Records from a data source
━━━━━━━━

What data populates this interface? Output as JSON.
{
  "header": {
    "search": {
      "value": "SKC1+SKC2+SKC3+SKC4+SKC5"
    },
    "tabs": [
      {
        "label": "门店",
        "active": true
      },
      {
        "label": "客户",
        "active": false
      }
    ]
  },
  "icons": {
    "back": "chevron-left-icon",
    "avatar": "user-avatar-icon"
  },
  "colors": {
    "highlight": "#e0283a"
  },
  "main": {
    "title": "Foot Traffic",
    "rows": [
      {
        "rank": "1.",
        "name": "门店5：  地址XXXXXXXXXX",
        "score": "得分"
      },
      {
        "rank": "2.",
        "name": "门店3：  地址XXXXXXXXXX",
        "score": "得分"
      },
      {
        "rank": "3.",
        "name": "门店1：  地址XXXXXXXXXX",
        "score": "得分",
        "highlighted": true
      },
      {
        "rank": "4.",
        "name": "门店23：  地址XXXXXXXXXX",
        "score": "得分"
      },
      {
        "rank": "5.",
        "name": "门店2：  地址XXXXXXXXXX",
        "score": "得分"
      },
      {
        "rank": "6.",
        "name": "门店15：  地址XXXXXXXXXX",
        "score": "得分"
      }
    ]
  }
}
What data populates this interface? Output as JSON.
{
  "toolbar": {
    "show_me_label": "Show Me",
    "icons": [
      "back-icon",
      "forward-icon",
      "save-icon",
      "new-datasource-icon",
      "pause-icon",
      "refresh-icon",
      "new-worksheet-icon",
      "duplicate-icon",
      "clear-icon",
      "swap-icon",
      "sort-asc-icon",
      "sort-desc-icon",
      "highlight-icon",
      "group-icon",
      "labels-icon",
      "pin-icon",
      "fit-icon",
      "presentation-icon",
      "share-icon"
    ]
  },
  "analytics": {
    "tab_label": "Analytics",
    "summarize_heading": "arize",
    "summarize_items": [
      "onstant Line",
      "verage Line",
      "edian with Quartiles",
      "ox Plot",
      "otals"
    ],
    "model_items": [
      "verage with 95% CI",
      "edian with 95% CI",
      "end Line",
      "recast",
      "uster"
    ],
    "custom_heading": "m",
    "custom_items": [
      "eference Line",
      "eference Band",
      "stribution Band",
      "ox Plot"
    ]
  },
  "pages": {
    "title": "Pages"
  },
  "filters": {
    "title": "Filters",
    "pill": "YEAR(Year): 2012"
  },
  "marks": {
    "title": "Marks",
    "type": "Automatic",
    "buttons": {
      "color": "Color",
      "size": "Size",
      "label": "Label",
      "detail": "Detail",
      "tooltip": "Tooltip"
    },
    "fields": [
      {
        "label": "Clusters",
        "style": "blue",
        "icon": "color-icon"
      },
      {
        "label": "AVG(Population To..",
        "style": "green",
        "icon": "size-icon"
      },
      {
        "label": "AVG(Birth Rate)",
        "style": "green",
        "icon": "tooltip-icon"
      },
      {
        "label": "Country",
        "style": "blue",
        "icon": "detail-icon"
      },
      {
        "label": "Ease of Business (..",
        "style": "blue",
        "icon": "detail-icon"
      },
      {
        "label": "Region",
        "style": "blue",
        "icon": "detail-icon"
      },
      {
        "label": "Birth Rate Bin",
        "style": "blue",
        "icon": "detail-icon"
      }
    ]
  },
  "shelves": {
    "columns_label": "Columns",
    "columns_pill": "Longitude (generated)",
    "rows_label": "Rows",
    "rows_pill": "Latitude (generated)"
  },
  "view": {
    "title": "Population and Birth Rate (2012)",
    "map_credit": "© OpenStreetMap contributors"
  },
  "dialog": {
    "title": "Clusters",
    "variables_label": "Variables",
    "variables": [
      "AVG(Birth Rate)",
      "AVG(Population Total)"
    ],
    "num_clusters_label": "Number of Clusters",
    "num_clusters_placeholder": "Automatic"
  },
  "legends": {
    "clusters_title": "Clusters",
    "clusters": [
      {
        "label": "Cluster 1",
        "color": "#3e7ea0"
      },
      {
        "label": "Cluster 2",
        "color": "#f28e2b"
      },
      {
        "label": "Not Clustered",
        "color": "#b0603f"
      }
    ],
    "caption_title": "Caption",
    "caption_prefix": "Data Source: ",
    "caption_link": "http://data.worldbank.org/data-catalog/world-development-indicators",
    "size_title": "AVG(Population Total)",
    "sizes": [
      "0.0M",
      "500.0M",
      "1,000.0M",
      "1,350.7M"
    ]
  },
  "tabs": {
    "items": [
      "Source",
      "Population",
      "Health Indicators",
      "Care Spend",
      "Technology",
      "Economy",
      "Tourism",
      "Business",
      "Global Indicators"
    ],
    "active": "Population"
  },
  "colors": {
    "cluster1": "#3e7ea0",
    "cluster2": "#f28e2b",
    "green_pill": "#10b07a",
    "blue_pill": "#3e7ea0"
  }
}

━━━━━━━━

■ **Objective**
Reproduce each entry above exactly, keeping every word.

■ **Answer for this exercise**
What data populates this interface? Output as JSON.
{
  "header": {
    "search": {
      "value": "SKC1+SKC2+SKC3+SKC4+SKC5"
    },
    "tabs": [
      {
        "label": "门店",
        "active": true
      },
      {
        "label": "客户",
        "active": false
      }
    ]
  },
  "icons": {
    "back": "chevron-left-icon",
    "avatar": "user-avatar-icon"
  },
  "colors": {
    "highlight": "#e0283a"
  },
  "main": {
    "title": "Foot Traffic",
    "rows": [
      {
        "rank": "1.",
        "name": "门店5：  地址XXXXXXXXXX",
        "score": "得分"
      },
      {
        "rank": "2.",
        "name": "门店3：  地址XXXXXXXXXX",
        "score": "得分"
      },
      {
        "rank": "3.",
        "name": "门店1：  地址XXXXXXXXXX",
        "score": "得分",
        "highlighted": true
      },
      {
        "rank": "4.",
        "name": "门店23：  地址XXXXXXXXXX",
        "score": "得分"
      },
      {
        "rank": "5.",
        "name": "门店2：  地址XXXXXXXXXX",
        "score": "得分"
      },
      {
        "rank": "6.",
        "name": "门店15：  地址XXXXXXXXXX",
        "score": "得分"
      }
    ]
  }
}
What data populates this interface? Output as JSON.
{
  "toolbar": {
    "show_me_label": "Show Me",
    "icons": [
      "back-icon",
      "forward-icon",
      "save-icon",
      "new-datasource-icon",
      "pause-icon",
      "refresh-icon",
      "new-worksheet-icon",
      "duplicate-icon",
      "clear-icon",
      "swap-icon",
      "sort-asc-icon",
      "sort-desc-icon",
      "highlight-icon",
      "group-icon",
      "labels-icon",
      "pin-icon",
      "fit-icon",
      "presentation-icon",
      "share-icon"
    ]
  },
  "analytics": {
    "tab_label": "Analytics",
    "summarize_heading": "arize",
    "summarize_items": [
      "onstant Line",
      "verage Line",
      "edian with Quartiles",
      "ox Plot",
      "otals"
    ],
    "model_items": [
      "verage with 95% CI",
      "edian with 95% CI",
      "end Line",
      "recast",
      "uster"
    ],
    "custom_heading": "m",
    "custom_items": [
      "eference Line",
      "eference Band",
      "stribution Band",
      "ox Plot"
    ]
  },
  "pages": {
    "title": "Pages"
  },
  "filters": {
    "title": "Filters",
    "pill": "YEAR(Year): 2012"
  },
  "marks": {
    "title": "Marks",
    "type": "Automatic",
    "buttons": {
      "color": "Color",
      "size": "Size",
      "label": "Label",
      "detail": "Detail",
      "tooltip": "Tooltip"
    },
    "fields": [
      {
        "label": "Clusters",
        "style": "blue",
        "icon": "color-icon"
      },
      {
        "label": "AVG(Population To..",
        "style": "green",
        "icon": "size-icon"
      },
      {
        "label": "AVG(Birth Rate)",
        "style": "green",
        "icon": "tooltip-icon"
      },
      {
        "label": "Country",
        "style": "blue",
        "icon": "detail-icon"
      },
      {
        "label": "Ease of Business (..",
        "style": "blue",
        "icon": "detail-icon"
      },
      {
        "label": "Region",
        "style": "blue",
        "icon": "detail-icon"
      },
      {
        "label": "Birth Rate Bin",
        "style": "blue",
        "icon": "detail-icon"
      }
    ]
  },
  "shelves": {
    "columns_label": "Columns",
    "columns_pill": "Longitude (generated)",
    "rows_label": "Rows",
    "rows_pill": "Latitude (generated)"
  },
  "view": {
    "title": "Population and Birth Rate (2012)",
    "map_credit": "© OpenStreetMap contributors"
  },
  "dialog": {
    "title": "Clusters",
    "variables_label": "Variables",
    "variables": [
      "AVG(Birth Rate)",
      "AVG(Population Total)"
    ],
    "num_clusters_label": "Number of Clusters",
    "num_clusters_placeholder": "Automatic"
  },
  "legends": {
    "clusters_title": "Clusters",
    "clusters": [
      {
        "label": "Cluster 1",
        "color": "#3e7ea0"
      },
      {
        "label": "Cluster 2",
        "color": "#f28e2b"
      },
      {
        "label": "Not Clustered",
        "color": "#b0603f"
      }
    ],
    "caption_title": "Caption",
    "caption_prefix": "Data Source: ",
    "caption_link": "http://data.worldbank.org/data-catalog/world-development-indicators",
    "size_title": "AVG(Population Total)",
    "sizes": [
      "0.0M",
      "500.0M",
      "1,000.0M",
      "1,350.7M"
    ]
  },
  "tabs": {
    "items": [
      "Source",
      "Population",
      "Health Indicators",
      "Care Spend",
      "Technology",
      "Economy",
      "Tourism",
      "Business",
      "Global Indicators"
    ],
    "active": "Population"
  },
  "colors": {
    "cluster1": "#3e7ea0",
    "cluster2": "#f28e2b",
    "green_pill": "#10b07a",
    "blue_pill": "#3e7ea0"
  }
}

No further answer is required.